▼▼▼
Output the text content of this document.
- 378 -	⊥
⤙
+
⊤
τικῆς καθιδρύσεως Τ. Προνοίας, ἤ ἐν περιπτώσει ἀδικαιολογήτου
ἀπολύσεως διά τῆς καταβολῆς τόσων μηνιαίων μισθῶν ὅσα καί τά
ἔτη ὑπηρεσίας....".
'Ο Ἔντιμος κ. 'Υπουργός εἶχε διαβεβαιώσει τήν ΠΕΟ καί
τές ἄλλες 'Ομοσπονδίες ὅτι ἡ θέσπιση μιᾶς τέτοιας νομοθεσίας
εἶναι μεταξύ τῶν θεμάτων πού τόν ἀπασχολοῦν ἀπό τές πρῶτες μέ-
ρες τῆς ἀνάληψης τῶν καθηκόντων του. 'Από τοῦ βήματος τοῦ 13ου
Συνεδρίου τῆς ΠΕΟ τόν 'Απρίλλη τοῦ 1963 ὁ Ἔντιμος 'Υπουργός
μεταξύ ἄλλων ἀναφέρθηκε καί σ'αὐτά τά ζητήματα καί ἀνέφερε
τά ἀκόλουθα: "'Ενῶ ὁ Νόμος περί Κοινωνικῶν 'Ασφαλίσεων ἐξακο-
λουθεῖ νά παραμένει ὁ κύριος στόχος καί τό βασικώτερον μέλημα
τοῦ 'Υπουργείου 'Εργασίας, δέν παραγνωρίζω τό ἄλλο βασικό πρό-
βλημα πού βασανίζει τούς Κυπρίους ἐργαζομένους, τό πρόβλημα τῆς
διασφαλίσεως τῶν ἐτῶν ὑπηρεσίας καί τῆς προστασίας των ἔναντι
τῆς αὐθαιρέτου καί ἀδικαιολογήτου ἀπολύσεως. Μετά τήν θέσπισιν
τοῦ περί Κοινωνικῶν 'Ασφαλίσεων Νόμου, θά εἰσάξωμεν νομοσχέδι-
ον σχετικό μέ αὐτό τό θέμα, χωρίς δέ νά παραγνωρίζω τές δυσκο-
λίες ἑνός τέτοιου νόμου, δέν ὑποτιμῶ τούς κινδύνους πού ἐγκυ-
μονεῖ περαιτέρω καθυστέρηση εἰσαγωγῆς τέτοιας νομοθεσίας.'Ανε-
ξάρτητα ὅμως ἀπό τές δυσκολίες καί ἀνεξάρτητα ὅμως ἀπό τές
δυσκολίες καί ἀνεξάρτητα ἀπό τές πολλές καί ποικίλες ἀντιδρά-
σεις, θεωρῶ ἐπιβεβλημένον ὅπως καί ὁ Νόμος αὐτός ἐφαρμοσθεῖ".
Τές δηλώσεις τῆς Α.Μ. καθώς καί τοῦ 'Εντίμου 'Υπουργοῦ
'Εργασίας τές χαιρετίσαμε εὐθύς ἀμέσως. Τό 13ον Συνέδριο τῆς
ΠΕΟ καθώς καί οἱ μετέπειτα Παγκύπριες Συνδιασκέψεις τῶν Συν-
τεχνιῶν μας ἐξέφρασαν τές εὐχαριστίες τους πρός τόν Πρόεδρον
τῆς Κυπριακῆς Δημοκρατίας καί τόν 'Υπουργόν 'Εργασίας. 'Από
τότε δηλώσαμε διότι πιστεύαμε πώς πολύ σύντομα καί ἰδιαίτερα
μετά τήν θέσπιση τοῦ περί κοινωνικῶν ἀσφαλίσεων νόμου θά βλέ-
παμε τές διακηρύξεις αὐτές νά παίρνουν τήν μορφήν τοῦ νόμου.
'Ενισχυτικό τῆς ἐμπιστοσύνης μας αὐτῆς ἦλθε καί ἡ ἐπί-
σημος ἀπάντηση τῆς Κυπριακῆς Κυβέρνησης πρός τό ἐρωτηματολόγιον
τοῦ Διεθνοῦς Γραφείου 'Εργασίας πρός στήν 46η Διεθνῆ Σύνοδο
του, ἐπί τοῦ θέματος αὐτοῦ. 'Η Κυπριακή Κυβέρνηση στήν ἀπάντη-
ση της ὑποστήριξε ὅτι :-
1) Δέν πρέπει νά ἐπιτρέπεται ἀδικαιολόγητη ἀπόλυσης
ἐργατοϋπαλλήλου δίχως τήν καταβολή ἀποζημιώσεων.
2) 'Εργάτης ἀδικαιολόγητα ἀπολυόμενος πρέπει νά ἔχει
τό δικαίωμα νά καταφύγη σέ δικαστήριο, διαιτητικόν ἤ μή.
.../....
▲▲▲
> What the exercise asks
Extract the complete listing verbatim.

> Exercise answer
Output the text content of this document.
- 378 -	⊥
⤙
+
⊤
τικῆς καθιδρύσεως Τ. Προνοίας, ἤ ἐν περιπτώσει ἀδικαιολογήτου
ἀπολύσεως διά τῆς καταβολῆς τόσων μηνιαίων μισθῶν ὅσα καί τά
ἔτη ὑπηρεσίας....".
'Ο Ἔντιμος κ. 'Υπουργός εἶχε διαβεβαιώσει τήν ΠΕΟ καί
τές ἄλλες 'Ομοσπονδίες ὅτι ἡ θέσπιση μιᾶς τέτοιας νομοθεσίας
εἶναι μεταξύ τῶν θεμάτων πού τόν ἀπασχολοῦν ἀπό τές πρῶτες μέ-
ρες τῆς ἀνάληψης τῶν καθηκόντων του. 'Από τοῦ βήματος τοῦ 13ου
Συνεδρίου τῆς ΠΕΟ τόν 'Απρίλλη τοῦ 1963 ὁ Ἔντιμος 'Υπουργός
μεταξύ ἄλλων ἀναφέρθηκε καί σ'αὐτά τά ζητήματα καί ἀνέφερε
τά ἀκόλουθα: "'Ενῶ ὁ Νόμος περί Κοινωνικῶν 'Ασφαλίσεων ἐξακο-
λουθεῖ νά παραμένει ὁ κύριος στόχος καί τό βασικώτερον μέλημα
τοῦ 'Υπουργείου 'Εργασίας, δέν παραγνωρίζω τό ἄλλο βασικό πρό-
βλημα πού βασανίζει τούς Κυπρίους ἐργαζομένους, τό πρόβλημα τῆς
διασφαλίσεως τῶν ἐτῶν ὑπηρεσίας καί τῆς προστασίας των ἔναντι
τῆς αὐθαιρέτου καί ἀδικαιολογήτου ἀπολύσεως. Μετά τήν θέσπισιν
τοῦ περί Κοινωνικῶν 'Ασφαλίσεων Νόμου, θά εἰσάξωμεν νομοσχέδι-
ον σχετικό μέ αὐτό τό θέμα, χωρίς δέ νά παραγνωρίζω τές δυσκο-
λίες ἑνός τέτοιου νόμου, δέν ὑποτιμῶ τούς κινδύνους πού ἐγκυ-
μονεῖ περαιτέρω καθυστέρηση εἰσαγωγῆς τέτοιας νομοθεσίας.'Ανε-
ξάρτητα ὅμως ἀπό τές δυσκολίες καί ἀνεξάρτητα ὅμως ἀπό τές
δυσκολίες καί ἀνεξάρτητα ἀπό τές πολλές καί ποικίλες ἀντιδρά-
σεις, θεωρῶ ἐπιβεβλημένον ὅπως καί ὁ Νόμος αὐτός ἐφαρμοσθεῖ".
Τές δηλώσεις τῆς Α.Μ. καθώς καί τοῦ 'Εντίμου 'Υπουργοῦ
'Εργασίας τές χαιρετίσαμε εὐθύς ἀμέσως. Τό 13ον Συνέδριο τῆς
ΠΕΟ καθώς καί οἱ μετέπειτα Παγκύπριες Συνδιασκέψεις τῶν Συν-
τεχνιῶν μας ἐξέφρασαν τές εὐχαριστίες τους πρός τόν Πρόεδρον
τῆς Κυπριακῆς Δημοκρατίας καί τόν 'Υπουργόν 'Εργασίας. 'Από
τότε δηλώσαμε διότι πιστεύαμε πώς πολύ σύντομα καί ἰδιαίτερα
μετά τήν θέσπιση τοῦ περί κοινωνικῶν ἀσφαλίσεων νόμου θά βλέ-
παμε τές διακηρύξεις αὐτές νά παίρνουν τήν μορφήν τοῦ νόμου.
'Ενισχυτικό τῆς ἐμπιστοσύνης μας αὐτῆς ἦλθε καί ἡ ἐπί-
σημος ἀπάντηση τῆς Κυπριακῆς Κυβέρνησης πρός τό ἐρωτηματολόγιον
τοῦ Διεθνοῦς Γραφείου 'Εργασίας πρός στήν 46η Διεθνῆ Σύνοδο
του, ἐπί τοῦ θέματος αὐτοῦ. 'Η Κυπριακή Κυβέρνηση στήν ἀπάντη-
ση της ὑποστήριξε ὅτι :-
1) Δέν πρέπει νά ἐπιτρέπεται ἀδικαιολόγητη ἀπόλυσης
ἐργατοϋπαλλήλου δίχως τήν καταβολή ἀποζημιώσεων.
2) 'Εργάτης ἀδικαιολόγητα ἀπολυόμενος πρέπει νά ἔχει
τό δικαίωμα νά καταφύγη σέ δικαστήριο, διαιτητικόν ἤ μή.
.../....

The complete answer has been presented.